==== Source data ====
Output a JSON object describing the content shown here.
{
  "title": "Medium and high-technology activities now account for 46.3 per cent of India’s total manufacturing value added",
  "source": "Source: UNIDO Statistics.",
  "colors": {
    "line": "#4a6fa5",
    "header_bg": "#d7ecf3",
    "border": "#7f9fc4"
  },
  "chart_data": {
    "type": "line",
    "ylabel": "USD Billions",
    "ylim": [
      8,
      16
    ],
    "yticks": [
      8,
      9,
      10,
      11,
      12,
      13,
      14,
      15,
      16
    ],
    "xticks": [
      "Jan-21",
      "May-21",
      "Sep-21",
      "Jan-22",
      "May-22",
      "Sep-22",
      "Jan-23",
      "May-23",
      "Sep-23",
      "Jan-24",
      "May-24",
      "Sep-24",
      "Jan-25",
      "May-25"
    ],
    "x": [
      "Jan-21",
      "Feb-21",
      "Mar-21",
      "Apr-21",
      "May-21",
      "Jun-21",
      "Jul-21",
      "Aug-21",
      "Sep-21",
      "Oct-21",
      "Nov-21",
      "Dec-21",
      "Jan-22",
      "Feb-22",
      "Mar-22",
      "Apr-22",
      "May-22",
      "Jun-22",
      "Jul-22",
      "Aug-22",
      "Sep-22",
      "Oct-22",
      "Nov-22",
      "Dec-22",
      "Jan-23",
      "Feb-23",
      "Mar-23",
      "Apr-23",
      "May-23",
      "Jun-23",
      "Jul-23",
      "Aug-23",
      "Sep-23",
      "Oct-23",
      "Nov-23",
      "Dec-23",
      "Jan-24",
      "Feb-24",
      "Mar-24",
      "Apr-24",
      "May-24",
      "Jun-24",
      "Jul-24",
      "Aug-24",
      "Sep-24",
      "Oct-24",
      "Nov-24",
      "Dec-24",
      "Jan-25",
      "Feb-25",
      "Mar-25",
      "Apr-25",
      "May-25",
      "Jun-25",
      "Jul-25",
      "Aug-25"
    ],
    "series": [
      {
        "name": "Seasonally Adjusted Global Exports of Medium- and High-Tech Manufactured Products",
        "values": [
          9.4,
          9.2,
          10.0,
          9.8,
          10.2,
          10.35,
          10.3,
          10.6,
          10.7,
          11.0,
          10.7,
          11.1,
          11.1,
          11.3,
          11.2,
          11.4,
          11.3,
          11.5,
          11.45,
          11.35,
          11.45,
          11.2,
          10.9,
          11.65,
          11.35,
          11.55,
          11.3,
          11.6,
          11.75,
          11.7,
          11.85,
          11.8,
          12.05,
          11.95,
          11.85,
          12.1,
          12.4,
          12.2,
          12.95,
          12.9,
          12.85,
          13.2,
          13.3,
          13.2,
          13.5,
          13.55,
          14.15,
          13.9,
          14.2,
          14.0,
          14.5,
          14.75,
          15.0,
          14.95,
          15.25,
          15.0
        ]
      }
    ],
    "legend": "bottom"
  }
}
====
Task goal -
Nothing should be left out: return all of the records exactly.

Reply to the exercise -
Output a JSON object describing the content shown here.
{
  "title": "Medium and high-technology activities now account for 46.3 per cent of India’s total manufacturing value added",
  "source": "Source: UNIDO Statistics.",
  "colors": {
    "line": "#4a6fa5",
    "header_bg": "#d7ecf3",
    "border": "#7f9fc4"
  },
  "chart_data": {
    "type": "line",
    "ylabel": "USD Billions",
    "ylim": [
      8,
      16
    ],
    "yticks": [
      8,
      9,
      10,
      11,
      12,
      13,
      14,
      15,
      16
    ],
    "xticks": [
      "Jan-21",
      "May-21",
      "Sep-21",
      "Jan-22",
      "May-22",
      "Sep-22",
      "Jan-23",
      "May-23",
      "Sep-23",
      "Jan-24",
      "May-24",
      "Sep-24",
      "Jan-25",
      "May-25"
    ],
    "x": [
      "Jan-21",
      "Feb-21",
      "Mar-21",
      "Apr-21",
      "May-21",
      "Jun-21",
      "Jul-21",
      "Aug-21",
      "Sep-21",
      "Oct-21",
      "Nov-21",
      "Dec-21",
      "Jan-22",
      "Feb-22",
      "Mar-22",
      "Apr-22",
      "May-22",
      "Jun-22",
      "Jul-22",
      "Aug-22",
      "Sep-22",
      "Oct-22",
      "Nov-22",
      "Dec-22",
      "Jan-23",
      "Feb-23",
      "Mar-23",
      "Apr-23",
      "May-23",
      "Jun-23",
      "Jul-23",
      "Aug-23",
      "Sep-23",
      "Oct-23",
      "Nov-23",
      "Dec-23",
      "Jan-24",
      "Feb-24",
      "Mar-24",
      "Apr-24",
      "May-24",
      "Jun-24",
      "Jul-24",
      "Aug-24",
      "Sep-24",
      "Oct-24",
      "Nov-24",
      "Dec-24",
      "Jan-25",
      "Feb-25",
      "Mar-25",
      "Apr-25",
      "May-25",
      "Jun-25",
      "Jul-25",
      "Aug-25"
    ],
    "series": [
      {
        "name": "Seasonally Adjusted Global Exports of Medium- and High-Tech Manufactured Products",
        "values": [
          9.4,
          9.2,
          10.0,
          9.8,
          10.2,
          10.35,
          10.3,
          10.6,
          10.7,
          11.0,
          10.7,
          11.1,
          11.1,
          11.3,
          11.2,
          11.4,
          11.3,
          11.5,
          11.45,
          11.35,
          11.45,
          11.2,
          10.9,
          11.65,
          11.35,
          11.55,
          11.3,
          11.6,
          11.75,
          11.7,
          11.85,
          11.8,
          12.05,
          11.95,
          11.85,
          12.1,
          12.4,
          12.2,
          12.95,
          12.9,
          12.85,
          13.2,
          13.3,
          13.2,
          13.5,
          13.55,
          14.15,
          13.9,
          14.2,
          14.0,
          14.5,
          14.75,
          15.0,
          14.95,
          15.25,
          15.0
        ]
      }
    ],
    "legend": "bottom"
  }
}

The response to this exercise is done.